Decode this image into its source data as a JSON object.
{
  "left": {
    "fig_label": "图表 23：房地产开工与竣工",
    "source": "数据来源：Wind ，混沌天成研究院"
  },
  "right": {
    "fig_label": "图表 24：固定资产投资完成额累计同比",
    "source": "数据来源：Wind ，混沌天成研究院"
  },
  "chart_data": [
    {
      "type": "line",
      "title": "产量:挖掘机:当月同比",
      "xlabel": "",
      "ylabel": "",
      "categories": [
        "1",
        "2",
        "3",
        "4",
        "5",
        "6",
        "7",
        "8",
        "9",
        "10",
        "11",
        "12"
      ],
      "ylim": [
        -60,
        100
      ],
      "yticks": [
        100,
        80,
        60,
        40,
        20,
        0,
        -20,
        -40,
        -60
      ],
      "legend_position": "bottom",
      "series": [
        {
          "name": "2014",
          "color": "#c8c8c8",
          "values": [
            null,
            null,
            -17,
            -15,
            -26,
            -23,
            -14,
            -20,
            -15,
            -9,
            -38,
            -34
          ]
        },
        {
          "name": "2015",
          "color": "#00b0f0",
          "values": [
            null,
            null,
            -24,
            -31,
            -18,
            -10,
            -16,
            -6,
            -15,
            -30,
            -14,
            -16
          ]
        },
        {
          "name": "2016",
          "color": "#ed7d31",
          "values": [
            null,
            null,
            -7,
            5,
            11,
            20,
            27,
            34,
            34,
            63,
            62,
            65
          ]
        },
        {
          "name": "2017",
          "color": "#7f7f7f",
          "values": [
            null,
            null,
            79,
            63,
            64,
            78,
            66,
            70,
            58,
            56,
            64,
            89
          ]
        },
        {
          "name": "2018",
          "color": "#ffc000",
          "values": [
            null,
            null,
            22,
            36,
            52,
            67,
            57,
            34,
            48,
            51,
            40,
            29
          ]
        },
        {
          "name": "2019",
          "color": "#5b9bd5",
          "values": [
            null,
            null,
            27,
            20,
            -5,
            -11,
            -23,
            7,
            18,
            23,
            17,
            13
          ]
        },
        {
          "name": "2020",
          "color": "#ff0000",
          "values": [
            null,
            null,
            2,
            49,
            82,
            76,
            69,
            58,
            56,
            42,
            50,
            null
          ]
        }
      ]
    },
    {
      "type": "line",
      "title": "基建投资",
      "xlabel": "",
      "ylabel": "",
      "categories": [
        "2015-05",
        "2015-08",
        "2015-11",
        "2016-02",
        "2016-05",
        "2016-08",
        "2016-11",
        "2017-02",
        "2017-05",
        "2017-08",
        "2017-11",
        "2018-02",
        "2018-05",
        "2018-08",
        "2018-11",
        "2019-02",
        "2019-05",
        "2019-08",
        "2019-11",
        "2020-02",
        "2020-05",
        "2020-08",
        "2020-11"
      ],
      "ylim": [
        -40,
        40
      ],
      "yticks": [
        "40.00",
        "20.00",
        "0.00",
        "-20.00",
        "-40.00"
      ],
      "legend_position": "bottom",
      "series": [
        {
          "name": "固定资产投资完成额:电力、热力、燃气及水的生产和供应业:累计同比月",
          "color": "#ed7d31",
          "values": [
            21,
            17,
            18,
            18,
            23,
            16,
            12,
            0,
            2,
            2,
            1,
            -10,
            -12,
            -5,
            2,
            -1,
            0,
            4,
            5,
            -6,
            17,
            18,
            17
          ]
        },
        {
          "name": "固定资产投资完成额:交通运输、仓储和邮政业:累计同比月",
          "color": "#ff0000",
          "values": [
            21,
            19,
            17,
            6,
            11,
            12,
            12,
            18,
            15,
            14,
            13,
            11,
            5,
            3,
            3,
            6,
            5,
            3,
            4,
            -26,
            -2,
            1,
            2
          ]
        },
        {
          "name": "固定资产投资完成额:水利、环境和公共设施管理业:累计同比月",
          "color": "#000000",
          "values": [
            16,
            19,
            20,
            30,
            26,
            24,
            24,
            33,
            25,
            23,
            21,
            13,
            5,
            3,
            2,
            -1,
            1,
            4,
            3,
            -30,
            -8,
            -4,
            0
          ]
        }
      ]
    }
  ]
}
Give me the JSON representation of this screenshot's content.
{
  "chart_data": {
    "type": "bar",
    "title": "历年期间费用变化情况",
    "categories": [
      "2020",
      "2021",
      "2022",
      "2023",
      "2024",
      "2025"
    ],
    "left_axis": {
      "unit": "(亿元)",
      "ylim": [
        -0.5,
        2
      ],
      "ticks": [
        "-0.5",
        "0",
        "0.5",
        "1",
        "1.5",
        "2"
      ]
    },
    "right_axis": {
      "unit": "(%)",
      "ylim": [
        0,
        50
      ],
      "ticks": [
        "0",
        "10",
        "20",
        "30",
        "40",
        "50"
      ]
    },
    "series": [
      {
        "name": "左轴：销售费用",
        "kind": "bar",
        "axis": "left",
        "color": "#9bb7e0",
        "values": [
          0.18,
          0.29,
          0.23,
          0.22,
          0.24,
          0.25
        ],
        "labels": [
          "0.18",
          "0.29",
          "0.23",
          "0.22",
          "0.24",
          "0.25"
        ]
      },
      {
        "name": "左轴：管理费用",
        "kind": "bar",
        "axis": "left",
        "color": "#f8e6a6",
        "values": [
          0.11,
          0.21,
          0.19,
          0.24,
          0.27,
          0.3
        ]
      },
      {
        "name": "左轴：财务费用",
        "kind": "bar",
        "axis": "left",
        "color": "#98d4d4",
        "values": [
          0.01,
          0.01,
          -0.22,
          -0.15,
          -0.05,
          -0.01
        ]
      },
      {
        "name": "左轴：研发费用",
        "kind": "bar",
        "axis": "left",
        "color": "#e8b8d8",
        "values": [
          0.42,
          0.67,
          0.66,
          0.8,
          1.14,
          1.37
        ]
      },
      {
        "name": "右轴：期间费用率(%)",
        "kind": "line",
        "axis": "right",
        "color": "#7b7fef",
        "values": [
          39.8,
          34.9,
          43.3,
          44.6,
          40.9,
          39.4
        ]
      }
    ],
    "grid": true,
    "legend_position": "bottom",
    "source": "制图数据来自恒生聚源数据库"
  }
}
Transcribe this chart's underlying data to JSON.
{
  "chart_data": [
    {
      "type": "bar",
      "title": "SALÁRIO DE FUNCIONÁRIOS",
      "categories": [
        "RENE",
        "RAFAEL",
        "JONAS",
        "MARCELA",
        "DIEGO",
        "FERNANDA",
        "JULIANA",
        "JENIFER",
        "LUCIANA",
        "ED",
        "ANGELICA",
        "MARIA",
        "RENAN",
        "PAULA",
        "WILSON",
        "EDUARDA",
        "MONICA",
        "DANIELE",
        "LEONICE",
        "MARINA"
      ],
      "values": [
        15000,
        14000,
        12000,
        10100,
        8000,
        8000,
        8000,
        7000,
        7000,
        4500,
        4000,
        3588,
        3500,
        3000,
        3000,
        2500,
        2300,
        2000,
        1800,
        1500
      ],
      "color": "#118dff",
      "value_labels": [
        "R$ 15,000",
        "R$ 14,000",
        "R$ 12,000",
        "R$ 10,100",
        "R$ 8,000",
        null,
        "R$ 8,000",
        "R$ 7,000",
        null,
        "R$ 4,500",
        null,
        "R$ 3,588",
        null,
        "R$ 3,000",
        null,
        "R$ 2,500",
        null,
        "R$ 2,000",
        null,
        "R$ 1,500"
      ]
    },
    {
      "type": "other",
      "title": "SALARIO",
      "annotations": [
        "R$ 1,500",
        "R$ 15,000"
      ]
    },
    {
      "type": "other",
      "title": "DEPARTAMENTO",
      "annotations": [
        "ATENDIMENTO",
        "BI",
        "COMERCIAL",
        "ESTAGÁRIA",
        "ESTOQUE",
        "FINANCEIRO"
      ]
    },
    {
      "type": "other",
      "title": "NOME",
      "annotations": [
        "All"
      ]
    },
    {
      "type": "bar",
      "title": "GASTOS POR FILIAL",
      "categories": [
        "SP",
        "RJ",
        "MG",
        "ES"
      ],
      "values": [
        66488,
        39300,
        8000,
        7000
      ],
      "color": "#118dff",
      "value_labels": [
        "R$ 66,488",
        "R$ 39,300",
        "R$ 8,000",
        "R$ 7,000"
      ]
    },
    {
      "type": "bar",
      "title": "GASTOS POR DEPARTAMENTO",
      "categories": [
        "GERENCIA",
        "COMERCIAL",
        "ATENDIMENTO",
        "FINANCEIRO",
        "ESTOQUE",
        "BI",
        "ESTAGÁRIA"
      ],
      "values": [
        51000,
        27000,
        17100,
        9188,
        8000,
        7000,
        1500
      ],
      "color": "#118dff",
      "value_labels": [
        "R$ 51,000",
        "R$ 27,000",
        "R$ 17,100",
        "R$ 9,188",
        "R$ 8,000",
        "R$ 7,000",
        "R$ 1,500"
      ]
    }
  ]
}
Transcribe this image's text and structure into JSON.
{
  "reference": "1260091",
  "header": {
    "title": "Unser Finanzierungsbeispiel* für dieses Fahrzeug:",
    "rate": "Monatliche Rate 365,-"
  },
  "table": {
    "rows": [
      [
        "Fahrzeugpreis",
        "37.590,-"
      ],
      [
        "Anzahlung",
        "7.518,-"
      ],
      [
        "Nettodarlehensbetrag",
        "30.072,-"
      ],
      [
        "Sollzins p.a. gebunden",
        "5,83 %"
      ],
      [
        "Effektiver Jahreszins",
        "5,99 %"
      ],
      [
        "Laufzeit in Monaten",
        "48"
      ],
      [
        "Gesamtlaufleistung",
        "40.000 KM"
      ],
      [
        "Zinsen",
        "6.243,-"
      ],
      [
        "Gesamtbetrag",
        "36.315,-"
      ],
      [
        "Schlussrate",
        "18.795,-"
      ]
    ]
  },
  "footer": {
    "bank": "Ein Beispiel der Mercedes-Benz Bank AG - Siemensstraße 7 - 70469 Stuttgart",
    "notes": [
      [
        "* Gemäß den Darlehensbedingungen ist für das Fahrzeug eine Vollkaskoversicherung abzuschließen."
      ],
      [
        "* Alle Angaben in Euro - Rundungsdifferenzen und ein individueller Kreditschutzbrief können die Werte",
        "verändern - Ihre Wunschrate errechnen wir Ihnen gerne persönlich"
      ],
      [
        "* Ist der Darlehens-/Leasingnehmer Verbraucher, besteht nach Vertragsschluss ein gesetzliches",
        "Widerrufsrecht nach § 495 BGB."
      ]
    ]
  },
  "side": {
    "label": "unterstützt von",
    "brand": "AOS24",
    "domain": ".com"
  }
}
=-=-=
▶ _REQUEST_: Look through the data above. Copy every line with the string "source" in it.

▶ _RESPONSE_:
Decode this image into its source data as a JSON object.
    "source": "数据来源：Wind ，混沌天成研究院"
    "source": "数据来源：Wind ，混沌天成研究院"
    "source": "制图数据来自恒生聚源数据库"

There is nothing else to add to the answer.